→ **FRAGMENTO DE LA PÁGINA**:
########

Arzobispo  -  Homilía
Toma de posesión
13 de octubre de 2002

Publicado: BOA 2002, 394.


Tenemos la dicha de poder asistir, como cada vez que celebramos la Eucaristía del Señor, a la manifestación de “los misterios de Dios”. Sí, hermanos, el Señor nos ha invitado por dos veces en las lecturas proclamadas a un banquete. El que describe el evangelio casi fracasa por la negativa de los convidados, por el maltrato incluso que éstos hacen de los criados, pues llegan hasta matarlos. Pero hay banquete, que Isaías califica de festín de manjares suculentos, de vinos de solera, de manjares estupendos y de vinos generosos, como si fueran los vinos de nuestra tierra.

Es impresionante que nuestro Dios utilice tantas veces la imagen del banquete para hablarnos de lo que su Hijo ha traído a este mundo, en definitiva, para hablarnos del Reino de los cielos. ¿Habéis caído en la cuenta? Dios es siempre mayor, es increíble: vayamos al banquete. Hoy, además, estamos aquí para agradecer la gracia de la apostolicidad en conexión con la sucesión apostólica en la Iglesia de Valladolid.

Estamos aquí casi todos: están los queridos cardenales, arzobispos y obispos; está el Nuncio Apostólico; está don José Delicado Baeza, mi arzobispo hasta hace pocos días, y que ha trabajado con sabiduría, sobriedad y sobre todo con amor por esta Iglesia. Gracias, queridos hermanos en episcopado; gracias Señor Nuncio; gracias sobremanera a ti, don José, a quien sucedo en esta Iglesia, fecundada por tu ministerio.

Están aquí casi la totalidad de los sacerdotes de Valladolid, muchos sacerdotes de Salamanca, de Osma-Soria y aún de toda Castilla y León, de Madrid igualmente: son mis antiguos compañeros en aquel presbiterio. Quiero saludar de modo especial a don Isidoro Fernández, cura leonés que me bautizó, y a quien he tenido la dicha de conocer siendo ya obispo. Están también los consagrados (religiosos/as). Y estáis también vosotros, los fieles laicos de Valladolid, que sois mayoría en la Iglesia. Os saludo de todo corazón a todos, sin olvidar a mis hermanos y a toda mi querida y extensa familia, y algunos de mis paisanos de Aldea del Fresno, y las buenas gentes de Salamanca, y seguro que de Osma-Soria y de las parroquias donde trabajé.

########

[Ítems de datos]
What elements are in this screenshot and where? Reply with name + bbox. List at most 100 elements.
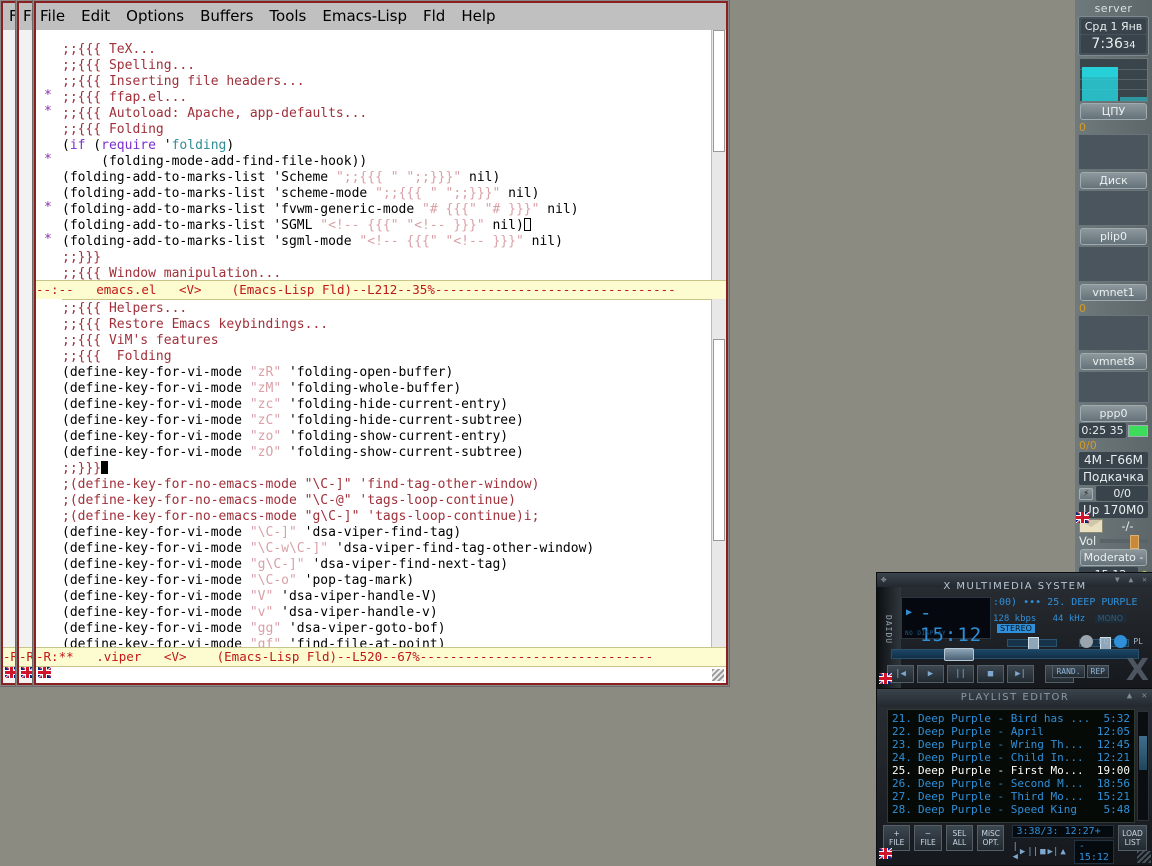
system-monitor-dock[interactable]: server Срд 1 Янв 7:3634 ЦПУ 0 Диск plip0…	[1075, 0, 1152, 620]
volume-slider[interactable]	[1100, 535, 1148, 549]
scrollbar-upper[interactable]	[711, 30, 726, 283]
list-item[interactable]: 21. Deep Purple - Bird has ... 5:32	[892, 712, 1130, 725]
volume-slider-xmms[interactable]	[1007, 637, 1057, 651]
position-thumb[interactable]	[944, 648, 974, 661]
code-line: (define-key-for-vi-mode "v" 'dsa-viper-h…	[62, 605, 438, 620]
playlist-scrollbar-thumb[interactable]	[1139, 736, 1147, 770]
plip0-button[interactable]: plip0	[1080, 228, 1147, 245]
remove-file-label-bottom: FILE	[920, 838, 936, 847]
mail-row[interactable]: -/-	[1079, 519, 1148, 533]
pl-label: PL	[1133, 637, 1143, 646]
repeat-button[interactable]: REP	[1086, 665, 1109, 678]
menu-item-help[interactable]: Help	[461, 7, 495, 25]
modeline-lower: -R:** .viper <V> (Emacs-Lisp Fld)--L520-…	[36, 647, 726, 667]
volume-thumb[interactable]	[1130, 535, 1140, 549]
mail-count: -/-	[1121, 519, 1134, 533]
list-item[interactable]: 28. Deep Purple - Speed King 5:48	[892, 803, 1130, 816]
pl-play-button[interactable]: ▶	[1020, 847, 1025, 857]
code-area-lower[interactable]: ;;{{{ Helpers... ;;{{{ Restore Emacs key…	[62, 299, 712, 649]
resize-grip[interactable]	[712, 669, 724, 681]
code-area-upper[interactable]: ;;{{{ TeX... ;;{{{ Spelling... ;;{{{ Ins…	[62, 30, 712, 283]
shuffle-button[interactable]: RAND.	[1052, 665, 1085, 678]
xmms-time-display[interactable]: ▶ - 15:12 NO DISPLAY	[901, 597, 991, 646]
menu-item-options[interactable]: Options	[126, 7, 184, 25]
ppp0-led-icon	[1128, 424, 1148, 437]
next-button[interactable]: ▶|	[1007, 665, 1034, 683]
list-item[interactable]: 24. Deep Purple - Child In... 12:21	[892, 751, 1130, 764]
pl-eject-button[interactable]: ▲	[1060, 847, 1065, 857]
list-item[interactable]: 27. Deep Purple - Third Mo... 15:21	[892, 790, 1130, 803]
xmms-transport[interactable]: |◀ ▶ || ■ ▶| ▲	[887, 665, 1074, 683]
scrollbar-thumb-upper[interactable]	[713, 30, 725, 152]
list-item[interactable]: 22. Deep Purple - April 12:05	[892, 725, 1130, 738]
player-name-button[interactable]: Moderato -	[1080, 549, 1147, 566]
select-all-button[interactable]: SEL ALL	[945, 825, 974, 851]
emacs-window-upper[interactable]: * * * * * ;;{{{ TeX... ;;{{{ Spelling...…	[36, 30, 726, 283]
code-line: (folding-add-to-marks-list 'fvwm-generic…	[62, 202, 579, 217]
playlist-window-controls[interactable]: ▲ ✕	[1127, 691, 1149, 701]
xmms-eq-pl-group[interactable]: EQ PL	[1079, 635, 1143, 648]
battery-icon: ⚡	[1079, 487, 1094, 500]
ppp0-button[interactable]: ppp0	[1080, 405, 1147, 422]
item-duration: 5:48	[1103, 803, 1131, 816]
clock-panel[interactable]: Срд 1 Янв 7:3634	[1078, 16, 1149, 56]
mono-badge: MONO	[1094, 614, 1127, 623]
list-item-current[interactable]: 25. Deep Purple - First Mo... 19:00	[892, 764, 1130, 777]
stop-button[interactable]: ■	[977, 665, 1004, 683]
code-line: ;;}}}	[62, 461, 712, 477]
menubar-main[interactable]: File Edit Options Buffers Tools Emacs-Li…	[34, 1, 728, 31]
scrollbar-lower[interactable]	[711, 299, 726, 649]
code-line: (define-key-for-vi-mode "zR" 'folding-op…	[62, 365, 454, 380]
misc-options-button[interactable]: MiSC OPT.	[977, 825, 1005, 851]
playlist-transport[interactable]: |◀ ▶ || ■ ▶| ▲ - 15:12	[1012, 840, 1114, 864]
item-number: 25.	[892, 764, 912, 777]
play-button[interactable]: ▶	[917, 665, 944, 683]
vmnet8-button[interactable]: vmnet8	[1080, 353, 1147, 370]
load-list-button[interactable]: LOAD LIST	[1117, 825, 1148, 851]
load-label-bottom: LIST	[1124, 838, 1141, 847]
xmms-time: - 15:12	[920, 602, 983, 646]
menu-item-emacs-lisp[interactable]: Emacs-Lisp	[322, 7, 407, 25]
playlist-items[interactable]: 21. Deep Purple - Bird has ... 5:32 22. Dee…	[887, 709, 1135, 823]
pl-prev-button[interactable]: |◀	[1012, 842, 1017, 862]
scrollbar-thumb-lower[interactable]	[713, 339, 725, 541]
menu-item-fld[interactable]: Fld	[423, 7, 445, 25]
remove-file-button[interactable]: − FILE	[914, 825, 942, 851]
emacs-window-lower[interactable]: ;;{{{ Helpers... ;;{{{ Restore Emacs key…	[36, 299, 726, 649]
list-item[interactable]: 23. Deep Purple - Wring Th... 12:45	[892, 738, 1130, 751]
menu-item-file[interactable]: File	[40, 7, 65, 25]
cpu-button[interactable]: ЦПУ	[1080, 103, 1147, 120]
playlist-resize-grip[interactable]	[1137, 851, 1151, 863]
menu-item-buffers[interactable]: Buffers	[200, 7, 253, 25]
text-cursor	[523, 218, 531, 231]
pl-pause-button[interactable]: ||	[1027, 847, 1038, 857]
menu-item-edit[interactable]: Edit	[81, 7, 110, 25]
code-line: (define-key-for-vi-mode "zo" 'folding-sh…	[62, 429, 509, 444]
cpu-value: 0	[1079, 121, 1086, 134]
code-line: (folding-add-to-marks-list 'scheme-mode …	[62, 186, 540, 201]
vmnet1-button[interactable]: vmnet1	[1080, 284, 1147, 301]
list-item[interactable]: 26. Deep Purple - Second M... 18:56	[892, 777, 1130, 790]
playlist-scrollbar[interactable]	[1137, 711, 1149, 821]
pause-button[interactable]: ||	[947, 665, 974, 683]
pl-stop-button[interactable]: ■	[1040, 847, 1045, 857]
emacs-frame-main[interactable]: File Edit Options Buffers Tools Emacs-Li…	[33, 0, 729, 686]
xmms-shuffle-repeat[interactable]: RAND. REP	[1052, 665, 1109, 678]
disk-graph	[1078, 134, 1149, 170]
player-name: Moderato -	[1083, 551, 1144, 564]
disk-button[interactable]: Диск	[1080, 172, 1147, 189]
eq-toggle[interactable]	[1079, 635, 1093, 648]
add-file-label-top: +	[893, 829, 900, 838]
volume-row[interactable]: Vol	[1079, 534, 1148, 549]
pl-next-button[interactable]: ▶|	[1048, 847, 1059, 857]
code-line: (define-key-for-vi-mode "zc" 'folding-hi…	[62, 397, 509, 412]
xmms-player-window[interactable]: ▼ ▲ ✕ ✥ X MULTIMEDIA SYSTEM DAIDU ▶ - 15…	[876, 572, 1152, 690]
code-line: (folding-add-to-marks-list 'Scheme ";;{{…	[62, 170, 501, 185]
code-line: ;;{{{ Spelling...	[62, 58, 196, 73]
position-slider[interactable]	[891, 648, 1139, 661]
pl-toggle[interactable]	[1114, 635, 1128, 648]
emacs-body: * * * * * ;;{{{ TeX... ;;{{{ Spelling...…	[36, 30, 726, 683]
menu-item-tools[interactable]: Tools	[269, 7, 306, 25]
playlist-toolbar[interactable]: + FILE − FILE SEL ALL MiSC OPT. 3:38/3: …	[883, 825, 1148, 864]
playlist-editor-window[interactable]: PLAYLIST EDITOR ▲ ✕ 21. Deep Purple - Bir…	[876, 688, 1152, 866]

########

→ **ENUNCIADO 1**:
Responde según la homilía:
(a) ¿En qué fecha tuvo lugar la toma de posesión?
(b) ¿Qué hacen los convidados con los criados en el banquete que describe el evangelio?
(c) ¿Cómo se llama el cura leonés al que se saluda de modo especial?
→ **ENUNCIADO 2**: Repite literalmente el pasaje de la homilía que empieza en "Arzobispo  -  Homilía" y termina en "de nuestra tierra.".

→ **SOLUCIÓN DESARROLLADA 1**:
(a) El 13 de octubre de 2002.
(b) Los maltratan e incluso llegan a matarlos.
(c) Don Isidoro Fernández.

→ **SOLUCIÓN DESARROLLADA 2**:
Arzobispo  -  Homilía
Toma de posesión
13 de octubre de 2002

Publicado: BOA 2002, 394.


Tenemos la dicha de poder asistir, como cada vez que celebramos la Eucaristía del Señor, a la manifestación de “los misterios de Dios”. Sí, hermanos, el Señor nos ha invitado por dos veces en las lecturas proclamadas a un banquete. El que describe el evangelio casi fracasa por la negativa de los convidados, por el maltrato incluso que éstos hacen de los criados, pues llegan hasta matarlos. Pero hay banquete, que Isaías califica de festín de manjares suculentos, de vinos de solera, de manjares estupendos y de vinos generosos, como si fueran los vinos de nuestra tierra.